THE TASKS »
• 1. From the GPU error recovery page, extract the passage starting at "import flexium" and ending at "loss = criterion(output, target)".
• 2. Pick up the GPU error recovery page after its final sentence and keep writing.

DOCUMENT EXCERPT »
--- --- ---

GPU Error Recovery¶

Driver Requirement: NVIDIA 580+ (requires GPU migration capability)

Flexium provides automatic GPU error recovery, allowing training to survive and recover from common CUDA errors like OOM, ECC errors, and device asserts.

Overview¶

GPU errors are a common cause of failed training runs:

OOM (Out of Memory): Batch size too large or memory fragmentation
ECC Errors: Hardware memory corruption
Device Assert: Kernel-level assertion failures
Illegal Memory Access: Memory access violations
Launch Failures: CUDA kernel launch issues

With Flexium's recoverable(), your training can automatically detect these errors, migrate to a healthy GPU, and optionally retry the failed operation.

Three Ways to Use `recoverable()`¶

Flexium provides three patterns, from simplest to most control:

Option 1: Simple Context Manager (Recommended)¶

The current operation is LOST, but training continues on the new GPU.

This is the simplest approach. If a GPU error occurs, Flexium migrates to a new GPU and suppresses the exception. The code inside the with block that failed is not retried - that batch/operation is lost, but training continues with the next iteration.

import flexium
flexium.init()

model = Net().cuda()
optimizer = torch.optim.Adam(model.parameters())

for batch in dataloader:
    with flexium.auto.recoverable():
        # If OOM happens here, this batch is LOST
        # but we migrate to new GPU and continue
        output = model(batch.cuda())
        loss = criterion(output, target)
        loss.backward()
        optimizer.step()
        optimizer.zero_grad()

    # Training continues here on next batch

Using explicit scope control

You can also use flexium.auto.run() instead of flexium.init():

with flexium.auto.run():
    # ... same code as above

Output when OOM occurs:

[flexium] GPU error: OOM
[flexium] WARNING: The current operation is LOST. Migrating to new GPU...
[flexium] Migrating to cuda:2...
[flexium] Migration complete. Training continues (current batch was lost).

Operation is Lost

With this pattern, the failing operation (batch) is not retried. For most deep learning training, losing one batch is acceptable. If you need to retry the exact same operation, use the decorator or iterator pattern below.

Option 2: Decorator (Replays the Operation)¶

The operation is RETRIED on the new GPU.

--- --- ---

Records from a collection

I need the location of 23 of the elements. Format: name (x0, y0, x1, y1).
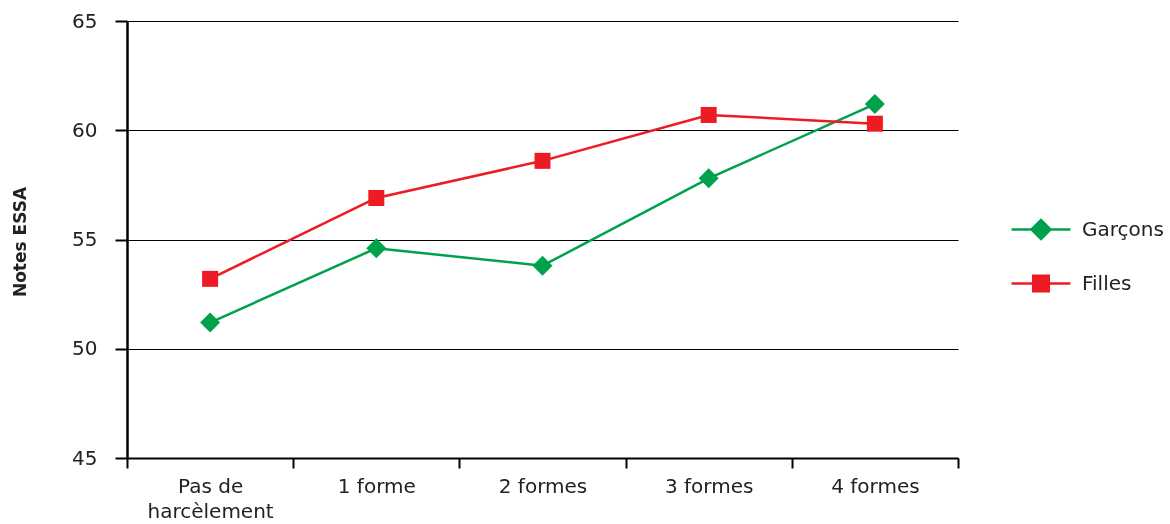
y-tick-label: 55 (72, 227, 98, 251)
y-axis-title: Notes ESSA (9, 186, 30, 298)
x-tick-label: 3 formes (664, 473, 754, 498)
y-tick-label: 50 (72, 336, 98, 361)
point (534, 152, 551, 169)
point (366, 238, 387, 259)
legend-label: Filles (1082, 270, 1132, 295)
point (866, 115, 883, 132)
point (532, 255, 553, 276)
y-tick-label: 65 (72, 8, 98, 33)
legend-label: Garçons (1082, 216, 1164, 241)
point (698, 168, 719, 189)
point (368, 189, 385, 206)
x-tick-label: Pas de harcèlement (147, 473, 274, 523)
x-tick-label: 2 formes (498, 473, 588, 498)
point (200, 312, 221, 333)
x-tick-label: 4 formes (831, 473, 920, 498)
y-tick-label: 60 (72, 117, 98, 142)
point (700, 106, 717, 123)
x-tick-label: 1 forme (337, 473, 416, 498)
point (202, 270, 219, 287)
point (864, 94, 885, 115)
y-tick-label: 45 (72, 445, 98, 470)
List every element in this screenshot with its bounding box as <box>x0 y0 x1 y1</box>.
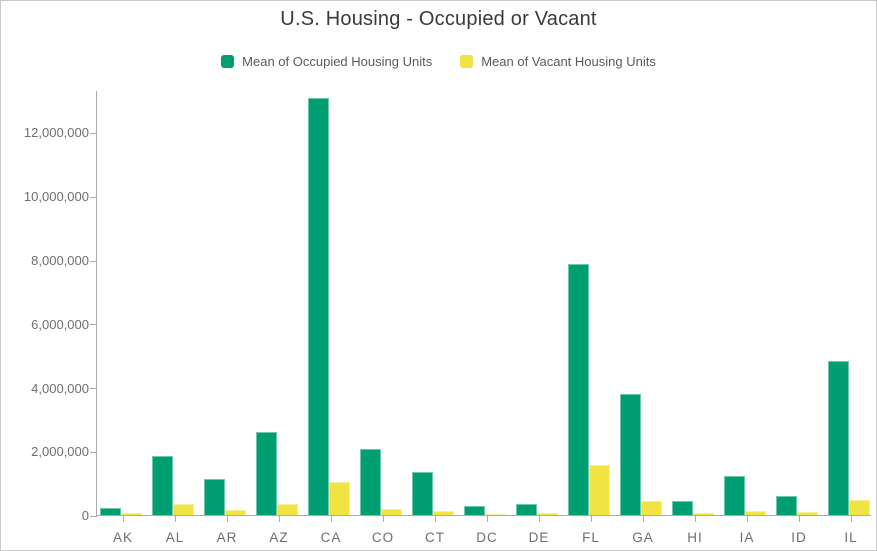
bar-occupied-co[interactable] <box>360 449 381 515</box>
y-axis-label: 8,000,000 <box>31 253 89 268</box>
x-axis-label-al: AL <box>165 530 185 545</box>
x-axis-label-hi: HI <box>687 530 703 545</box>
x-axis-tick <box>694 516 696 522</box>
y-axis-tick <box>90 451 97 453</box>
bar-occupied-ak[interactable] <box>100 508 121 515</box>
x-axis-tick <box>590 516 592 522</box>
x-axis-tick <box>538 516 540 522</box>
chart-title: U.S. Housing - Occupied or Vacant <box>280 8 597 30</box>
x-axis-label-il: IL <box>844 530 858 545</box>
y-axis-label: 10,000,000 <box>23 189 89 205</box>
x-axis-tick <box>330 516 332 522</box>
legend-item-occupied[interactable]: Mean of Occupied Housing Units <box>221 54 432 69</box>
x-axis-tick <box>850 516 852 522</box>
bar-vacant-hi[interactable] <box>693 513 714 515</box>
x-axis-tick <box>122 516 124 522</box>
bar-occupied-de[interactable] <box>516 504 537 515</box>
y-axis-tick <box>90 324 97 326</box>
bar-occupied-al[interactable] <box>152 456 173 515</box>
x-axis-label-de: DE <box>528 530 550 545</box>
bar-vacant-ar[interactable] <box>225 510 246 515</box>
plot-area: 0 2,000,000 4,000,000 6,000,000 8,000,000 10,… <box>24 91 871 545</box>
bar-occupied-ia[interactable] <box>724 476 745 515</box>
x-axis-label-fl: FL <box>582 530 600 545</box>
y-axis-label: 2,000,000 <box>31 444 89 460</box>
x-axis-label-az: AZ <box>269 530 289 545</box>
x-axis-label-dc: DC <box>476 530 498 545</box>
x-axis-label-ak: AK <box>112 530 133 545</box>
x-axis-tick <box>434 516 436 522</box>
y-axis-label: 4,000,000 <box>31 380 89 396</box>
y-axis-tick <box>90 515 97 517</box>
x-axis-label-co: CO <box>371 530 395 545</box>
bar-occupied-ga[interactable] <box>620 394 641 515</box>
bar-occupied-az[interactable] <box>256 432 277 515</box>
bar-vacant-ak[interactable] <box>121 513 142 515</box>
bar-vacant-fl[interactable] <box>589 465 610 515</box>
y-axis-tick <box>90 260 97 262</box>
x-axis-tick <box>746 516 748 522</box>
x-axis-tick <box>382 516 384 522</box>
x-axis-label-ca: CA <box>320 530 342 545</box>
occupied-swatch-icon <box>221 55 235 68</box>
vacant-swatch-icon <box>460 55 474 68</box>
x-axis-tick <box>798 516 800 522</box>
bar-vacant-al[interactable] <box>173 504 194 515</box>
bar-occupied-ca[interactable] <box>308 98 329 515</box>
bar-vacant-il[interactable] <box>849 500 870 515</box>
y-axis-label: 0 <box>81 508 89 523</box>
bar-vacant-dc[interactable] <box>485 514 506 515</box>
y-axis-tick <box>90 196 97 198</box>
x-axis-label-ct: CT <box>425 530 445 545</box>
legend-label-vacant: Mean of Vacant Housing Units <box>481 54 656 69</box>
bar-vacant-ga[interactable] <box>641 501 662 515</box>
bar-occupied-fl[interactable] <box>568 264 589 515</box>
y-axis-tick <box>90 132 97 134</box>
x-axis-label-ga: GA <box>632 530 654 545</box>
bar-vacant-id[interactable] <box>797 512 818 515</box>
legend-item-vacant[interactable]: Mean of Vacant Housing Units <box>460 54 656 69</box>
x-axis-tick <box>174 516 176 522</box>
bar-vacant-ca[interactable] <box>329 482 350 515</box>
y-axis-label: 12,000,000 <box>23 125 89 141</box>
x-axis-tick <box>642 516 644 522</box>
bar-occupied-ar[interactable] <box>204 479 225 515</box>
bar-occupied-id[interactable] <box>776 496 797 515</box>
bar-occupied-il[interactable] <box>828 361 849 515</box>
x-axis-tick <box>486 516 488 522</box>
bar-occupied-ct[interactable] <box>412 472 433 515</box>
bar-vacant-co[interactable] <box>381 509 402 515</box>
x-axis-tick <box>226 516 228 522</box>
x-axis-tick <box>278 516 280 522</box>
bar-vacant-ct[interactable] <box>433 511 454 515</box>
legend: Mean of Occupied Housing Units Mean of V… <box>1 54 876 69</box>
bar-vacant-az[interactable] <box>277 504 298 515</box>
bar-occupied-dc[interactable] <box>464 506 485 515</box>
x-axis-label-ar: AR <box>216 530 238 545</box>
x-axis-label-ia: IA <box>739 530 755 545</box>
bar-vacant-ia[interactable] <box>745 511 766 515</box>
x-axis-label-id: ID <box>791 530 807 545</box>
y-axis-tick <box>90 388 97 389</box>
bar-occupied-hi[interactable] <box>672 501 693 515</box>
y-axis-label: 6,000,000 <box>31 316 89 332</box>
bar-vacant-de[interactable] <box>537 513 558 515</box>
legend-label-occupied: Mean of Occupied Housing Units <box>242 54 433 69</box>
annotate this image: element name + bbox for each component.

--- --- ---

TASK-BY-TASK OUTPUTS »
• 1.
import flexium
flexium.init()

model = Net().cuda()
optimizer = torch.optim.Adam(model.parameters())

for batch in dataloader:
    with flexium.auto.recoverable():
        # If OOM happens here, this batch is LOST
        # but we migrate to new GPU and continue
        output = model(batch.cuda())
        loss = criterion(output, target)

• 2.
Wrap your training step in a function with the @recoverable decorator. If a GPU error occurs, Flexium migrates to a new GPU and calls the function again with the same arguments.

import flexium
flexium.init()

@flexium.auto.recoverable(retries=3)
def train_step(model, batch, optimizer, criterion):
    output = model(batch.cuda())
    loss = criterion(output, target)
    loss.backward()
    optimizer.step()
    optimizer.zero_grad()
    return loss.item()

model = Net().cuda()
optimizer = torch.optim.Adam(model.parameters())

for batch in dataloader:
    loss = train_step(model, batch, optimizer, criterion)
    # If OOM happened, train_step was retried on new GPU

You can also use @recoverable without parentheses (uses default 3 retries):

@flexium.auto.recoverable
def train_step(model, batch):
    ...

Output when OOM occurs:

[flexium] GPU error: OOM (attempt 1/3)
[flexium] Recovering: migrating to cuda:2...
[flexium] Recovery successful - now on cuda:2, retrying operation...

Option 3: Iterator Pattern (Advanced)¶

Most control over retry logic.

You write the retry loop structure. This is useful when you need custom logic between retries.

import flexium
flexium.init()

model = Net().cuda()

for batch in dataloader:
    for attempt in flexium.auto.recoverable(retries=3):
        with attempt:
            output = model(batch.cuda())
            loss = criterion(output, target)
            loss.backward()
            optimizer.step()
            optimizer.zero_grad()

Supported Errors¶

Error Type	Description	Recovery Action
OOM	Out of memory	Migrate to GPU with more VRAM
ECC	Uncorrectable ECC error	Mark GPU unhealthy, migrate away
Device Assert	Device-side assertion	Migrate to healthy GPU
Illegal Access	Illegal memory access	Migrate to healthy GPU
Launch Failure	CUDA launch failure	Migrate to healthy GPU

Configuration¶

Retries (Decorator/Iterator only)¶

Control how many retry attempts are made:

# Decorator with custom retries
@flexium.auto.recoverable(retries=5)
def train_step():
    ...

# Iterator with custom retries
for attempt in flexium.auto.recoverable(retries=5):
    with attempt:
        ...

Error Propagation¶

Non-CUDA errors and unrecognized RuntimeErrors are always re-raised immediately:

with flexium.auto.recoverable():
    raise ValueError("Not a CUDA error")  # Re-raised immediately

Requirements¶

Migration must be enabled (NVIDIA driver 580+ required)
Multiple GPUs available for recovery to work

If migration is disabled or no alternative GPU is available: - Simple context manager: the original error is re-raised - Decorator/Iterator: retries are attempted, then the error is re-raised

Standalone Mode¶

GPU error recovery works with or without an orchestrator connection:

With orchestrator: The orchestrator coordinates recovery, tracking GPU health across all processes and making smart decisions about which GPU to migrate to.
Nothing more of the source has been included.